# ENTRIES SUPPLIED
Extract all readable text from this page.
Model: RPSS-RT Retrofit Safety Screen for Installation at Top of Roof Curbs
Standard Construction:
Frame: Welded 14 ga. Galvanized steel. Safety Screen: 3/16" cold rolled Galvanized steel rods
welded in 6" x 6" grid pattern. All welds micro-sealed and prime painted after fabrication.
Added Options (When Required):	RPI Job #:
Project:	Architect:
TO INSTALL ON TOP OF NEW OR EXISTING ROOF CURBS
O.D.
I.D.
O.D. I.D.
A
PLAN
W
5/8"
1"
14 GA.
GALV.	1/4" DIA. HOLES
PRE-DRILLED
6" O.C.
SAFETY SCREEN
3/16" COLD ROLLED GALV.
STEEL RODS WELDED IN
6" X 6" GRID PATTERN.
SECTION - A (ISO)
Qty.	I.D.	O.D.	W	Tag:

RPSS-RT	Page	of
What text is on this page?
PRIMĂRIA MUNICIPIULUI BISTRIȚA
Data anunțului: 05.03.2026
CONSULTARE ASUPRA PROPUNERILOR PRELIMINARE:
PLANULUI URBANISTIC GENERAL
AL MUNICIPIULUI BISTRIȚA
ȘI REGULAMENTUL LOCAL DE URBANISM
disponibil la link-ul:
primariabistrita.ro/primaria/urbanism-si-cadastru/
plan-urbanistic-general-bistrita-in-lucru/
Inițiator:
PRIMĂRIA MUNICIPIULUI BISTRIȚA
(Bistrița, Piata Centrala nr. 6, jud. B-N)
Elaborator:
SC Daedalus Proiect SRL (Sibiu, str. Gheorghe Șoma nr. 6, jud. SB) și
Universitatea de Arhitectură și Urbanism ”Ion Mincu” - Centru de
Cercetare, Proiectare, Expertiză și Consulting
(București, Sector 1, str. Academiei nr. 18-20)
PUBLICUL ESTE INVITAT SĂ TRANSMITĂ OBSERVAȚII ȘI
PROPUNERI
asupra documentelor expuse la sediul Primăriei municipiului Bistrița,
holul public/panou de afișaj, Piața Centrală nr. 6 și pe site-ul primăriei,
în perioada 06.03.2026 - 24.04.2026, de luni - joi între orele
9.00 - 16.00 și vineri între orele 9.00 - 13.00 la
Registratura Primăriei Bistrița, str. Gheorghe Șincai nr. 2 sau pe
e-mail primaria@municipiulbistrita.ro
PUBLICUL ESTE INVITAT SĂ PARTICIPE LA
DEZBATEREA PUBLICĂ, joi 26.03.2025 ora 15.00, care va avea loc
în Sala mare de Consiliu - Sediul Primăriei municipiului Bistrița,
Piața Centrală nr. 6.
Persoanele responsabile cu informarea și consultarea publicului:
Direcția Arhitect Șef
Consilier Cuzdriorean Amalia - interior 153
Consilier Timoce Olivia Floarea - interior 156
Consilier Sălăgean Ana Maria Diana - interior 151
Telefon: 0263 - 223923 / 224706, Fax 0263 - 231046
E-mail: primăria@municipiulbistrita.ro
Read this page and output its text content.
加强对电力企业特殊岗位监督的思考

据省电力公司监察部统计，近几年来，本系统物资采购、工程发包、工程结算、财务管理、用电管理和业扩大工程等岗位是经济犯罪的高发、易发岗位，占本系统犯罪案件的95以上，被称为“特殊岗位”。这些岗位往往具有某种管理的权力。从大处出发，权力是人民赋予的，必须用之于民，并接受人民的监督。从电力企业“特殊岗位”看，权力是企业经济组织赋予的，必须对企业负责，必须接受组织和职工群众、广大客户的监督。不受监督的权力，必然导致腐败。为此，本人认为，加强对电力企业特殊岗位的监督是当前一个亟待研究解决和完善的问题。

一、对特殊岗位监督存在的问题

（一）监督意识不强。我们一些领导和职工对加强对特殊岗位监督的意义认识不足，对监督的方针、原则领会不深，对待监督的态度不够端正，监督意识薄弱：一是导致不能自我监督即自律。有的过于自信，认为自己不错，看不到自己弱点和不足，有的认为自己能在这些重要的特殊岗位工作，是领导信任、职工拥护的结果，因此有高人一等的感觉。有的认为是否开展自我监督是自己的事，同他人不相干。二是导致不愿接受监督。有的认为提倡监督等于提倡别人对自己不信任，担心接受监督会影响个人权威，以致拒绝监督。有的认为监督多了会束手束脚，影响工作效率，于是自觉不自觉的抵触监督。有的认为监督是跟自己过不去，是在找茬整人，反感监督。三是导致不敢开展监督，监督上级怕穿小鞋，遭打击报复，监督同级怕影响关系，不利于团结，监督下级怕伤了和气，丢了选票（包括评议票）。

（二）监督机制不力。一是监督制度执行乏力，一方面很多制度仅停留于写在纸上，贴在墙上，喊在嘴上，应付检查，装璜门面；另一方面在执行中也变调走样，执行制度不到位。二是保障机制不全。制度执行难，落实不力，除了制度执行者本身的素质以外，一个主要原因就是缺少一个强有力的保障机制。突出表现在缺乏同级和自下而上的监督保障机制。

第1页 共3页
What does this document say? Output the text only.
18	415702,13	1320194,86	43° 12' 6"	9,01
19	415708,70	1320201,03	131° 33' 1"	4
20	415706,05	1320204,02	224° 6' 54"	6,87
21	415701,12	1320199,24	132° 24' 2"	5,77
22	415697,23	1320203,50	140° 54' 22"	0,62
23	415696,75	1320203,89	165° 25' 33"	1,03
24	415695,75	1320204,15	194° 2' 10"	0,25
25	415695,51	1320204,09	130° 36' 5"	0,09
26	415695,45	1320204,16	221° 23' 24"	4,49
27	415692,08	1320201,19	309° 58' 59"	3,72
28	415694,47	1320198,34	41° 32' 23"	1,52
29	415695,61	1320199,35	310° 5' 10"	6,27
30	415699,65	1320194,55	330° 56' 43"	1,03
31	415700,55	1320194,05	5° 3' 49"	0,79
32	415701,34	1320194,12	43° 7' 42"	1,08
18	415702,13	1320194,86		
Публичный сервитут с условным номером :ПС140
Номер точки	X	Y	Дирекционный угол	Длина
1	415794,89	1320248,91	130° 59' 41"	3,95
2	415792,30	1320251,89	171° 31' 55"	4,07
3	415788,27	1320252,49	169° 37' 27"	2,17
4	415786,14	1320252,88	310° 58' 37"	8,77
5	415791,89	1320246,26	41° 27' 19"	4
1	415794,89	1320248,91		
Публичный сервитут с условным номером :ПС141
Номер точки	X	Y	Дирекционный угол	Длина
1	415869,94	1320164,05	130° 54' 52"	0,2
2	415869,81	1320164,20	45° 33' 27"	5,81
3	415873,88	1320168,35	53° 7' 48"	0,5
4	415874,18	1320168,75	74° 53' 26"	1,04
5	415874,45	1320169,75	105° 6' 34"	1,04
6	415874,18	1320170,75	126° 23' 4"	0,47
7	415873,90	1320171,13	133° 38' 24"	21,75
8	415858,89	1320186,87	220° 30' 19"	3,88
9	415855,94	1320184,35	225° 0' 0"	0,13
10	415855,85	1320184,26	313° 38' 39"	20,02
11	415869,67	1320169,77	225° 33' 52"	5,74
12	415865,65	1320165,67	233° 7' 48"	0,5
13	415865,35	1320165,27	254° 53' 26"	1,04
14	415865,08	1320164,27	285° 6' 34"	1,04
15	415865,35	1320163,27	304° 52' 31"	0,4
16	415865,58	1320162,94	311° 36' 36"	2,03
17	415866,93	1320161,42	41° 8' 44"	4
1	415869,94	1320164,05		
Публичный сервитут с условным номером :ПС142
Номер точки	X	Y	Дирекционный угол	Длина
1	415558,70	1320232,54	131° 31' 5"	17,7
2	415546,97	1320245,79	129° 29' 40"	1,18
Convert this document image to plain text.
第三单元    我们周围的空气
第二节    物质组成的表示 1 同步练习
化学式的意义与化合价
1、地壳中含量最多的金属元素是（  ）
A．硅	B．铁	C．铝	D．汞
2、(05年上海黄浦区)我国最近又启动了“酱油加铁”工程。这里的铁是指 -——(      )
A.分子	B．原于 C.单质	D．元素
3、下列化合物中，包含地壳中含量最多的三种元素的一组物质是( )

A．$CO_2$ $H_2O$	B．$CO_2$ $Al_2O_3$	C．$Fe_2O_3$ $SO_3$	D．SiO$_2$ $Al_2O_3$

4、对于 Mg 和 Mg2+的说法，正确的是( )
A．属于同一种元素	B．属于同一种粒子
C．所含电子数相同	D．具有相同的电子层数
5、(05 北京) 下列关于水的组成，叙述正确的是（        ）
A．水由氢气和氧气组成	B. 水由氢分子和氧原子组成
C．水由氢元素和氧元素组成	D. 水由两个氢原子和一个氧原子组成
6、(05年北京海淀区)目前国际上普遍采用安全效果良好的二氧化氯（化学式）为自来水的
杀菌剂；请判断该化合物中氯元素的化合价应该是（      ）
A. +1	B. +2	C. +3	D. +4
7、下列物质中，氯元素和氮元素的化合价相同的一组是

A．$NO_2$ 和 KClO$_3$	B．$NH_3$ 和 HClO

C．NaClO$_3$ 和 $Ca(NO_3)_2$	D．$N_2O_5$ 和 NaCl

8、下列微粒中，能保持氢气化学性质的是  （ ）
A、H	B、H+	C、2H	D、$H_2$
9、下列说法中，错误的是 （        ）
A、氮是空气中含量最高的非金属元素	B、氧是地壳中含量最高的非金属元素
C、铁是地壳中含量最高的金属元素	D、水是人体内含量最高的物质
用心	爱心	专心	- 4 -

# THE EXERCISE
Take every line containing the word "Gheorghe" and copy it.

# RESPONSE TO THIS EXERCISE
SC Daedalus Proiect SRL (Sibiu, str. Gheorghe Șoma nr. 6, jud. SB) și
Registratura Primăriei Bistrița, str. Gheorghe Șincai nr. 2 sau pe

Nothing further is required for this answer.